## start TEXT PROVIDED

Show HN: I wrote a tool in Rust for tracking all allocations in a Linux process (opens in new tab)

(github.com)

113 pointsmkimball3y ago30 comments

30 comments

Neat. I had made something similar for work a while back, but as a LD_PRELOAD library that intercepted calls to malloc and friends. It would add extra space to every allocation so it could add a pointer at the end that would point into a leaf node of a call graph backtrace tree it maintained. Each node in the tree had lifetime allocated/freed block counts and bytes by code site. The cool part about it was that it barely affected the performance of the application.

It made its own socket and thread to listen on it. It would just dump a snapshot of tree to anything that connected. I also had some tooling that would let you diff two snapshots, since it was helpful to see if particular stimuli cause persistent extra allocations. While finding the largest outstanding delta between allocated and free bytes was great for finding leaks, sorting by lifetime count of blocks allocated was also fun. I remember some little puzzle game I enjoyed playing at the time would allocate and free tens of thousands of blocks as you dragged a line around for a second.

## end TEXT PROVIDED
## start EXTRACTED ENTRIES

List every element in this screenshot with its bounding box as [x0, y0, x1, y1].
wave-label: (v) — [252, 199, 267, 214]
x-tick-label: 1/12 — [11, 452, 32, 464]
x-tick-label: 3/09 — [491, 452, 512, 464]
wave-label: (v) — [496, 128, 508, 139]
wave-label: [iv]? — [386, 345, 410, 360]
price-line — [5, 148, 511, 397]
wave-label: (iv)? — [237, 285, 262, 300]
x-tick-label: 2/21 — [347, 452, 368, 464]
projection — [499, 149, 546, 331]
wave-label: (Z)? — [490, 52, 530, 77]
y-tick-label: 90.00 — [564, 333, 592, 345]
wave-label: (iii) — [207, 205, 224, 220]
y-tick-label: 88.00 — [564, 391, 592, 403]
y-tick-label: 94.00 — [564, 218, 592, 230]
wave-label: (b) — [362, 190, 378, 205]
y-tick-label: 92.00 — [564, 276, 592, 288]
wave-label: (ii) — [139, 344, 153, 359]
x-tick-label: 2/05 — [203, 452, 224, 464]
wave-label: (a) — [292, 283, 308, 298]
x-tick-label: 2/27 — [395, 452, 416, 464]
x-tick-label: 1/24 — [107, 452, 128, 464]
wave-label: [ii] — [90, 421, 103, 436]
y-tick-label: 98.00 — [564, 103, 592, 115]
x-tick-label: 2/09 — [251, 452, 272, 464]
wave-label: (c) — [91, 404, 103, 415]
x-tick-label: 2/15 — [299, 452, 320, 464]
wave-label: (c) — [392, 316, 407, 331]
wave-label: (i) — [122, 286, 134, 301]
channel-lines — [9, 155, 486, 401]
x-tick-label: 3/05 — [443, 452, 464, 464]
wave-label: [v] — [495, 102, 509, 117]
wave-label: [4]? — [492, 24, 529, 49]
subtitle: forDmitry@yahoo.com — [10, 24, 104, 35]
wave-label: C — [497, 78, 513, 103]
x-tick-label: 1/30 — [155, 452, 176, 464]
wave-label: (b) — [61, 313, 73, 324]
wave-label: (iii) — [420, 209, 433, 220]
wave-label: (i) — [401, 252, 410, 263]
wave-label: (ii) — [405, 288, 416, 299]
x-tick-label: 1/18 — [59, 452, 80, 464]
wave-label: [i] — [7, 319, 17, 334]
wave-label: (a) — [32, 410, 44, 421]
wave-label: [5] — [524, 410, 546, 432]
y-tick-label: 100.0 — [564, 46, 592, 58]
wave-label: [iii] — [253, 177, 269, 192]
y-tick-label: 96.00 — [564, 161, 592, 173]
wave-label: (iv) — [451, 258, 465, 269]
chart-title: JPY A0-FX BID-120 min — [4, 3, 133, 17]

## end EXTRACTED ENTRIES

REQUIRED TASKS:
(a) Render this sentence from the thread about a Rust allocation-tracking tool in Spanish: "It made its own socket and thread to listen on it."
(b) Rewrite the stretch of the records from the start through the line containing "x-tick-label: 1/30 — [155, 452, 176, 464]", replacing "wave-label" with "wave-tag" and leaving everything else unchanged.
The thread and the records are unrelated pieces of material.

RESULTS BY TASK:
(a) Creaba su propio socket y su propio hilo para escuchar en él.

(b)
List every element in this screenshot with its bounding box as [x0, y0, x1, y1].
wave-tag: (v) — [252, 199, 267, 214]
x-tick-label: 1/12 — [11, 452, 32, 464]
x-tick-label: 3/09 — [491, 452, 512, 464]
wave-tag: (v) — [496, 128, 508, 139]
wave-tag: [iv]? — [386, 345, 410, 360]
price-line — [5, 148, 511, 397]
wave-tag: (iv)? — [237, 285, 262, 300]
x-tick-label: 2/21 — [347, 452, 368, 464]
projection — [499, 149, 546, 331]
wave-tag: (Z)? — [490, 52, 530, 77]
y-tick-label: 90.00 — [564, 333, 592, 345]
wave-tag: (iii) — [207, 205, 224, 220]
y-tick-label: 88.00 — [564, 391, 592, 403]
y-tick-label: 94.00 — [564, 218, 592, 230]
wave-tag: (b) — [362, 190, 378, 205]
y-tick-label: 92.00 — [564, 276, 592, 288]
wave-tag: (ii) — [139, 344, 153, 359]
x-tick-label: 2/05 — [203, 452, 224, 464]
wave-tag: (a) — [292, 283, 308, 298]
x-tick-label: 2/27 — [395, 452, 416, 464]
x-tick-label: 1/24 — [107, 452, 128, 464]
wave-tag: [ii] — [90, 421, 103, 436]
y-tick-label: 98.00 — [564, 103, 592, 115]
x-tick-label: 2/09 — [251, 452, 272, 464]
wave-tag: (c) — [91, 404, 103, 415]
x-tick-label: 2/15 — [299, 452, 320, 464]
wave-tag: (c) — [392, 316, 407, 331]
wave-tag: (i) — [122, 286, 134, 301]
channel-lines — [9, 155, 486, 401]
x-tick-label: 3/05 — [443, 452, 464, 464]
wave-tag: [v] — [495, 102, 509, 117]
wave-tag: [4]? — [492, 24, 529, 49]
subtitle: forDmitry@yahoo.com — [10, 24, 104, 35]
wave-tag: C — [497, 78, 513, 103]
x-tick-label: 1/30 — [155, 452, 176, 464]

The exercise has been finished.